= Passage =
Alanna: The First Adventure
- Original Atheneum U.S. hardcover of the book featuring the title character.
- Author: Tamora Pierce
- Cover artist: David Wiesner
- Language: English
- Series: The Song of the Lioness
- Genre: Fantasy
- Publisher: Atheneum
- Publication date: September 1983
- Publication place: United States
- Media type: Print (hardback & paperback)
- Pages: 231 pp
- ISBN: 0-689-30994-5
- OCLC: 9219289
- LC Class: PZ7.P61464 Al 1983
- Followed by: In the Hand of the Goddess

= Alanna: The First Adventure =

1983 novel by Tamora Pierce

Alanna: The First Adventure is a fantasy novel by Tamora Pierce. Originally published in 1983, it is the first in a series of four books for young adults, The Song of the Lioness. Pierce originally drafted a single novel aimed at adults, but revised it to a series for young adults after being unable to find a publisher. Set in a time and place where girls are forbidden from becoming knights, the novel details the beginning of Alanna of Trebond's training as a knight as she hides her gender from teachers and fellow pages.

In 2013, Pierce received the Margaret A. Edwards Award from the American Library Association in recognition of her two quartets, Song of the Lioness and Protector of the Small. Edwards Committee Chair Jamie Watson commented that the books in both these quartets "have been influencing both readers and writers of fantasy since their inception".

In 2020, it was included on Time’s list of the top 100 best fantasy books of all time.

== Publishing background ==
Originally, Tamora Pierce penned Alanna's tale as a single, adult-oriented novel spanning 732 pages, titled "The Song of the Lioness." As she wrote the original manuscript in the era before computers, even Pierce herself no longer possesses it. She initially submitted this work to publishers in the late 1970s, but was unable to secure a deal. Following the advice of a friend who later became her first agent, Pierce revisited the manuscript and transformed it into a four-book series aimed at young adults. She dedicated much of the 1980s to this rewriting process. The first installment, "Alanna: The First Adventure," was eventually published in 1983 by Atheneum.

= Provided data =
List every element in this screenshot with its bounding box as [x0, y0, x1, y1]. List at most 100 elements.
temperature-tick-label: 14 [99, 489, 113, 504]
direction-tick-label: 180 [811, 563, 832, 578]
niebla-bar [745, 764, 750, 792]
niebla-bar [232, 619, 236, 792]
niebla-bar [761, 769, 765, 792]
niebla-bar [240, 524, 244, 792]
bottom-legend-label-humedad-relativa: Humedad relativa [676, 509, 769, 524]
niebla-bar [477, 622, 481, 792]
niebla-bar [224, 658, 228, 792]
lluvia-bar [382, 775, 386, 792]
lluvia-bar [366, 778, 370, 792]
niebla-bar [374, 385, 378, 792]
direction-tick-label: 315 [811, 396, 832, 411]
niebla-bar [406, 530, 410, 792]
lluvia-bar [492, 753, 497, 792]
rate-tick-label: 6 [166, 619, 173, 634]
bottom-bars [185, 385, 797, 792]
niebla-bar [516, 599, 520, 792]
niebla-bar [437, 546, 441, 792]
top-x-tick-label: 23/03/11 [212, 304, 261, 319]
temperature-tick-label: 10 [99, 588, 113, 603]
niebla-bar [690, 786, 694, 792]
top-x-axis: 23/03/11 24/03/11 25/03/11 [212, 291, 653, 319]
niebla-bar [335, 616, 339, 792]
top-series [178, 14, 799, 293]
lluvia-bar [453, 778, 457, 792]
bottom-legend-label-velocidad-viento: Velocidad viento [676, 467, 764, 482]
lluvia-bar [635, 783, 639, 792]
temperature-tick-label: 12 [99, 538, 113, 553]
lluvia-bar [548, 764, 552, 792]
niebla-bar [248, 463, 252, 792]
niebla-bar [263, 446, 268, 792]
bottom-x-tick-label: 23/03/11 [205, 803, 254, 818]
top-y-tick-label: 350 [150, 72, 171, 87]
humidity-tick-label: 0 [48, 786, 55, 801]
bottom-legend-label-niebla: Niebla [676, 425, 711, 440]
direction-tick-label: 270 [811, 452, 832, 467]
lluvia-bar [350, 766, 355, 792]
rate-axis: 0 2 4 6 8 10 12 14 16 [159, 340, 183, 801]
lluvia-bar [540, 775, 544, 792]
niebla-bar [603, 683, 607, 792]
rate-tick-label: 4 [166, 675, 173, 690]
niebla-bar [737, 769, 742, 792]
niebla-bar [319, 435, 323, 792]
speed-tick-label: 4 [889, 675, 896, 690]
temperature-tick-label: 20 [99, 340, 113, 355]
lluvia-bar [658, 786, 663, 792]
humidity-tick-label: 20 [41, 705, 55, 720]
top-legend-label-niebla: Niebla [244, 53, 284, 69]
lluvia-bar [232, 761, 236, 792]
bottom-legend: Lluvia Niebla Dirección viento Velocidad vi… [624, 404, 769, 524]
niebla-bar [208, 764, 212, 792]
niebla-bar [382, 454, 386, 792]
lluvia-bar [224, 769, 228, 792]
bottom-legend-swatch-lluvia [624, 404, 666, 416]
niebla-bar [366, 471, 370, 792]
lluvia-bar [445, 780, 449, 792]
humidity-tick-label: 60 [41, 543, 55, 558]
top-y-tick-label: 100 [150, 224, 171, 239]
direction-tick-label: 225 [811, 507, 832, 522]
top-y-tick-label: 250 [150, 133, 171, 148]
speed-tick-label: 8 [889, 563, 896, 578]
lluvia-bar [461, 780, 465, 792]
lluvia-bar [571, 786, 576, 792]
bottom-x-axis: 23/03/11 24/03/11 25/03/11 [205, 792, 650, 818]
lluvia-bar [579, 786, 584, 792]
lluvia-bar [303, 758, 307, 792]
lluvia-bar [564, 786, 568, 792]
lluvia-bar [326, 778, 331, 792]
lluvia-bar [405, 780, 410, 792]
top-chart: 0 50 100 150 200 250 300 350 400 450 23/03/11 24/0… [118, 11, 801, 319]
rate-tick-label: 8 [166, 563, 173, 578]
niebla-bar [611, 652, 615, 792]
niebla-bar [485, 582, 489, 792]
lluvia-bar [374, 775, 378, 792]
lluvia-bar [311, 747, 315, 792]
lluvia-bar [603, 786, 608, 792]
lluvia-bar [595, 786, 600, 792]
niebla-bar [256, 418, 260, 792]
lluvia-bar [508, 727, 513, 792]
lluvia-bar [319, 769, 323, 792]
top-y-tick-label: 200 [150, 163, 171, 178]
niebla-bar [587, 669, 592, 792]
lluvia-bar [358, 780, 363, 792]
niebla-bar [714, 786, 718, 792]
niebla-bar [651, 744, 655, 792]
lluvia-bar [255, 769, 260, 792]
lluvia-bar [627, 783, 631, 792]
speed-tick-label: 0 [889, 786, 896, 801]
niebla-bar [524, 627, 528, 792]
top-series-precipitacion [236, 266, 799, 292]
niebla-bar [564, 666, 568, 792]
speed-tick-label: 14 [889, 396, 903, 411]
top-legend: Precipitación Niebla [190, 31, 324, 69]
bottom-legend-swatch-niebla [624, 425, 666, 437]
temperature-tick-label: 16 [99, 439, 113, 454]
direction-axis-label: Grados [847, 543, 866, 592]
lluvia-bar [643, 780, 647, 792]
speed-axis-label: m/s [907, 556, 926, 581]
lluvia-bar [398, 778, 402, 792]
---
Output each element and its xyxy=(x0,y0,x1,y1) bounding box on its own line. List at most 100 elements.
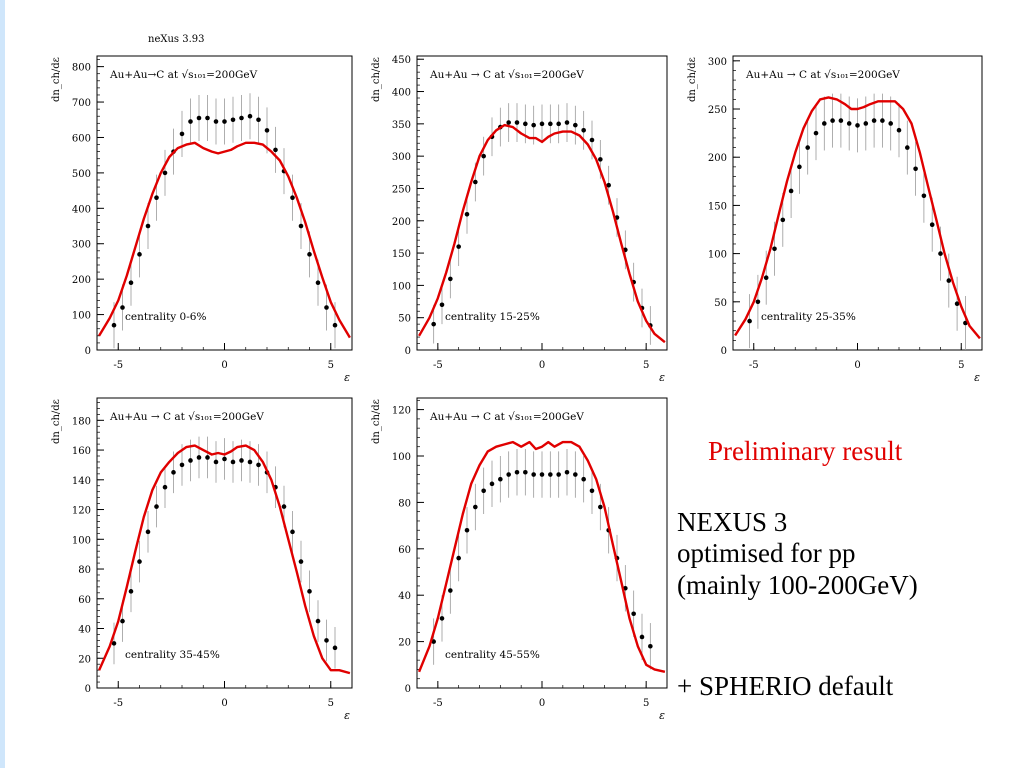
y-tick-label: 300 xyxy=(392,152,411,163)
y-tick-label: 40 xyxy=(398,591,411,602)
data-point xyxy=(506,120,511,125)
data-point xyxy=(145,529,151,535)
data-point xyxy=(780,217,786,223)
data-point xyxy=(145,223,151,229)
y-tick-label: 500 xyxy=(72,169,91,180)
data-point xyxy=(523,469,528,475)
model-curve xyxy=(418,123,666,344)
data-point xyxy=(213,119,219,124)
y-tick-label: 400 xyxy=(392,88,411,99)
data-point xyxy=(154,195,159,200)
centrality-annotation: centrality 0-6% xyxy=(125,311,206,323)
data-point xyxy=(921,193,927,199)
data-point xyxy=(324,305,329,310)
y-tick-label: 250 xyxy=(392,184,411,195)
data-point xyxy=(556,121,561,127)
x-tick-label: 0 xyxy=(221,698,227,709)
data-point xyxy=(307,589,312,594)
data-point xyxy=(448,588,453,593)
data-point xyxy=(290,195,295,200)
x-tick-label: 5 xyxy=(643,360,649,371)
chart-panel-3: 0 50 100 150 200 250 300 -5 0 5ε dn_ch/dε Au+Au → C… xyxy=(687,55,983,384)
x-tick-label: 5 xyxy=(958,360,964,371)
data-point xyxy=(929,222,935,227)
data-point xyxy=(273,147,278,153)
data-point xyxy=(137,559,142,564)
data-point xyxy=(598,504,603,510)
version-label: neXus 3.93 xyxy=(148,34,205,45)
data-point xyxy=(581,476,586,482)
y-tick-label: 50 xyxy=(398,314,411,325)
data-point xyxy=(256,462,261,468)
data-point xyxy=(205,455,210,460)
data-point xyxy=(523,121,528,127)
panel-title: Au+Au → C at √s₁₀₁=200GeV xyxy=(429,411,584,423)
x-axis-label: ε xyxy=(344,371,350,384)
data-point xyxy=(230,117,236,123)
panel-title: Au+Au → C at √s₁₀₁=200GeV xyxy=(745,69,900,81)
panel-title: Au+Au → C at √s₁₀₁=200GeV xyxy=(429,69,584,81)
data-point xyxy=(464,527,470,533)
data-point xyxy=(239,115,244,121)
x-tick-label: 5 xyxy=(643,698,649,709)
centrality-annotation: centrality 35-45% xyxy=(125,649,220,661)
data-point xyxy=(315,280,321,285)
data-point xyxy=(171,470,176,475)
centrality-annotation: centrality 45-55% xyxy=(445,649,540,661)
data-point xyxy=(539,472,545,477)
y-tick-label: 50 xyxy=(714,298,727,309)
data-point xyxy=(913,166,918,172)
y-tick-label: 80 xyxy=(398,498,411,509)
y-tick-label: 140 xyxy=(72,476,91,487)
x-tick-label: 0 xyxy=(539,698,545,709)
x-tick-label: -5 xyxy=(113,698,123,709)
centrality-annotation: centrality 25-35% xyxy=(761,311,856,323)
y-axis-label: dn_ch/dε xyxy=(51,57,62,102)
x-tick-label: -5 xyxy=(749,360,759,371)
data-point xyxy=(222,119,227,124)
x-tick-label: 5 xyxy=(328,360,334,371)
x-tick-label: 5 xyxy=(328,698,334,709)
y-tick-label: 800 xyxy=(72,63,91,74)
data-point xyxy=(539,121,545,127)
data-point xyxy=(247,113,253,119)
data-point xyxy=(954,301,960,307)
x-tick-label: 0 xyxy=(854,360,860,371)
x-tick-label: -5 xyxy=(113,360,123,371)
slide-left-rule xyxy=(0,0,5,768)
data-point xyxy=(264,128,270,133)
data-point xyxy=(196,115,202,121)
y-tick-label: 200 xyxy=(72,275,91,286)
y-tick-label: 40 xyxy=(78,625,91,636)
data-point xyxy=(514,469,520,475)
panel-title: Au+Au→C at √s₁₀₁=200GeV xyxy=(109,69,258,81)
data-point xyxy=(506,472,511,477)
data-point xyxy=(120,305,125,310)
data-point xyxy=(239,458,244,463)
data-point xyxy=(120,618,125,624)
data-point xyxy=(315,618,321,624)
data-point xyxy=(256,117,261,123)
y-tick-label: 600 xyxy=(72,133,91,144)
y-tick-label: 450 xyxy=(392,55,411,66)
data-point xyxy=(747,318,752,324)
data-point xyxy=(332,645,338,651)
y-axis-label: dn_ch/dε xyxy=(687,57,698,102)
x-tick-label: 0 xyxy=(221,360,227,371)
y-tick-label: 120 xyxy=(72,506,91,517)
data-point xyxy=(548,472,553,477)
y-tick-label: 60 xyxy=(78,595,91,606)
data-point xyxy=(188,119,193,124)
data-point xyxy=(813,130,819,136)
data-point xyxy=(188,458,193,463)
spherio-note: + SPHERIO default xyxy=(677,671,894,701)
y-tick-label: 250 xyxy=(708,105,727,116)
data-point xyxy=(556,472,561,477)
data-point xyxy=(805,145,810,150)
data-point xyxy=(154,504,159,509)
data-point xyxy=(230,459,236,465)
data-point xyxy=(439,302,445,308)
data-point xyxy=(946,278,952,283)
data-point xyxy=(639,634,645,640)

= Short problem 1 =
In the Alanna passage:
(a) Who is credited as the cover artist?
(b) What award did Pierce receive in 2013?
(c) How many pages long was the original adult manuscript?
= Short problem 2 =
Can you turn the paragraph of the Alanna passage that begins "Originally, Tamora Pierce penned" into a short list that keeps its main facts?
Answer from the Alanna passage alone, not from the rows.

= Final result 1 =
(a) David Wiesner
(b) The Margaret A. Edwards Award from the American Library Association
(c) 732 pages

= Final result 2 =
- Pierce first wrote Alanna's story as one 732-page novel for adults, titled "The Song of the Lioness."
- She wrote it before computers, and she no longer has the manuscript.
- She submitted it to publishers in the late 1970s but found no publisher.
- On the advice of a friend who later became her first agent, she reworked it into a four-book series for young adults.
- She spent much of the 1980s on the rewrite.
- The first book, "Alanna: The First Adventure," was published by Atheneum in 1983.